-- MATERIAL FOR THIS TASK --
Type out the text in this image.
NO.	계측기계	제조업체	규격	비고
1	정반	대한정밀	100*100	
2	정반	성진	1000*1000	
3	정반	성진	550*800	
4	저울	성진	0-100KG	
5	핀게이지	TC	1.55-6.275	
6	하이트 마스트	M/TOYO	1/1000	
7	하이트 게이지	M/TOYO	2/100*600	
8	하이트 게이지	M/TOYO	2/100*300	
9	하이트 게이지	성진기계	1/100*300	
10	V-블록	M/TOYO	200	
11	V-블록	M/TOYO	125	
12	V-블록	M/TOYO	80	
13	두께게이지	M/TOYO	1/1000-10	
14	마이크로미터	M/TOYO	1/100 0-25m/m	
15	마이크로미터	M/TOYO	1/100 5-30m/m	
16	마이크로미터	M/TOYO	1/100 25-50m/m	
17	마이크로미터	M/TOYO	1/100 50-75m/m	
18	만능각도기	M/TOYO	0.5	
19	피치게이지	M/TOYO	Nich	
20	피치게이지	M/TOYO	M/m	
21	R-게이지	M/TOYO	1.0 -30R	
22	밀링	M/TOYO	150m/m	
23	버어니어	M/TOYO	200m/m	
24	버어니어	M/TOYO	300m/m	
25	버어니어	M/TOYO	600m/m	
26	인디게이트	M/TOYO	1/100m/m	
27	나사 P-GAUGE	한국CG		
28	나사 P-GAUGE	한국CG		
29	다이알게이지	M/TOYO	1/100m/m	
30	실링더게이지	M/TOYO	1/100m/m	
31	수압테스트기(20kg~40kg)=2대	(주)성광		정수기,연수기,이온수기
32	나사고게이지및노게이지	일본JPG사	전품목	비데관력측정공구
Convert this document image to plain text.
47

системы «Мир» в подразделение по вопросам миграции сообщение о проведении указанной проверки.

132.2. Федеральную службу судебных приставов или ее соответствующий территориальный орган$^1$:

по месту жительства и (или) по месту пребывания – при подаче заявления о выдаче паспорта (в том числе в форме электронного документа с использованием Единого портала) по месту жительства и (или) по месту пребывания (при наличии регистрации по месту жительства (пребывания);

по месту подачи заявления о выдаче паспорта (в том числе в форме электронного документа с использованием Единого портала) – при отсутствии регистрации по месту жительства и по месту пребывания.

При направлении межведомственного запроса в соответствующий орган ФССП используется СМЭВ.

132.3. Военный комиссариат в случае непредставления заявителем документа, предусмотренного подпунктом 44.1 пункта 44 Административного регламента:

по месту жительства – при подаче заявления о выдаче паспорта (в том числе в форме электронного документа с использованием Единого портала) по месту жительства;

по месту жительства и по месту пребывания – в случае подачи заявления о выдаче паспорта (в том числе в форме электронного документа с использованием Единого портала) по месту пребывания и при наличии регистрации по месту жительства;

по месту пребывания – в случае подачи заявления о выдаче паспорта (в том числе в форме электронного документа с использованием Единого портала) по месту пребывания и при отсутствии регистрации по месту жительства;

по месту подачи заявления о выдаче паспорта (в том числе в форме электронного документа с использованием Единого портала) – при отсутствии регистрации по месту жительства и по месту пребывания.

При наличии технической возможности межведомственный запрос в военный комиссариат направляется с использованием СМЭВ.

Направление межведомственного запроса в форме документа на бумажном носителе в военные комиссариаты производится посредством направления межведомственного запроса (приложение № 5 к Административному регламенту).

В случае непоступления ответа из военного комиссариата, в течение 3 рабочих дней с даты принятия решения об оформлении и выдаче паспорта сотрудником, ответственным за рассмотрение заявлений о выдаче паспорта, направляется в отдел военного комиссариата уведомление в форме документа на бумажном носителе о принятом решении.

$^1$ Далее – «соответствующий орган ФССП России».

-- GOAL OF THE EXERCISE --
Give the entries once more, exactly as they appear.

-- TASK RESPONSE --
Type out the text in this image.
NO.	계측기계	제조업체	규격	비고
1	정반	대한정밀	100*100	
2	정반	성진	1000*1000	
3	정반	성진	550*800	
4	저울	성진	0-100KG	
5	핀게이지	TC	1.55-6.275	
6	하이트 마스트	M/TOYO	1/1000	
7	하이트 게이지	M/TOYO	2/100*600	
8	하이트 게이지	M/TOYO	2/100*300	
9	하이트 게이지	성진기계	1/100*300	
10	V-블록	M/TOYO	200	
11	V-블록	M/TOYO	125	
12	V-블록	M/TOYO	80	
13	두께게이지	M/TOYO	1/1000-10	
14	마이크로미터	M/TOYO	1/100 0-25m/m	
15	마이크로미터	M/TOYO	1/100 5-30m/m	
16	마이크로미터	M/TOYO	1/100 25-50m/m	
17	마이크로미터	M/TOYO	1/100 50-75m/m	
18	만능각도기	M/TOYO	0.5	
19	피치게이지	M/TOYO	Nich	
20	피치게이지	M/TOYO	M/m	
21	R-게이지	M/TOYO	1.0 -30R	
22	밀링	M/TOYO	150m/m	
23	버어니어	M/TOYO	200m/m	
24	버어니어	M/TOYO	300m/m	
25	버어니어	M/TOYO	600m/m	
26	인디게이트	M/TOYO	1/100m/m	
27	나사 P-GAUGE	한국CG		
28	나사 P-GAUGE	한국CG		
29	다이알게이지	M/TOYO	1/100m/m	
30	실링더게이지	M/TOYO	1/100m/m	
31	수압테스트기(20kg~40kg)=2대	(주)성광		정수기,연수기,이온수기
32	나사고게이지및노게이지	일본JPG사	전품목	비데관력측정공구
Convert this document image to plain text.
47

системы «Мир» в подразделение по вопросам миграции сообщение о проведении указанной проверки.

132.2. Федеральную службу судебных приставов или ее соответствующий территориальный орган$^1$:

по месту жительства и (или) по месту пребывания – при подаче заявления о выдаче паспорта (в том числе в форме электронного документа с использованием Единого портала) по месту жительства и (или) по месту пребывания (при наличии регистрации по месту жительства (пребывания);

по месту подачи заявления о выдаче паспорта (в том числе в форме электронного документа с использованием Единого портала) – при отсутствии регистрации по месту жительства и по месту пребывания.

При направлении межведомственного запроса в соответствующий орган ФССП используется СМЭВ.

132.3. Военный комиссариат в случае непредставления заявителем документа, предусмотренного подпунктом 44.1 пункта 44 Административного регламента:

по месту жительства – при подаче заявления о выдаче паспорта (в том числе в форме электронного документа с использованием Единого портала) по месту жительства;

по месту жительства и по месту пребывания – в случае подачи заявления о выдаче паспорта (в том числе в форме электронного документа с использованием Единого портала) по месту пребывания и при наличии регистрации по месту жительства;

по месту пребывания – в случае подачи заявления о выдаче паспорта (в том числе в форме электронного документа с использованием Единого портала) по месту пребывания и при отсутствии регистрации по месту жительства;

по месту подачи заявления о выдаче паспорта (в том числе в форме электронного документа с использованием Единого портала) – при отсутствии регистрации по месту жительства и по месту пребывания.

При наличии технической возможности межведомственный запрос в военный комиссариат направляется с использованием СМЭВ.

Направление межведомственного запроса в форме документа на бумажном носителе в военные комиссариаты производится посредством направления межведомственного запроса (приложение № 5 к Административному регламенту).

В случае непоступления ответа из военного комиссариата, в течение 3 рабочих дней с даты принятия решения об оформлении и выдаче паспорта сотрудником, ответственным за рассмотрение заявлений о выдаче паспорта, направляется в отдел военного комиссариата уведомление в форме документа на бумажном носителе о принятом решении.

$^1$ Далее – «соответствующий орган ФССП России».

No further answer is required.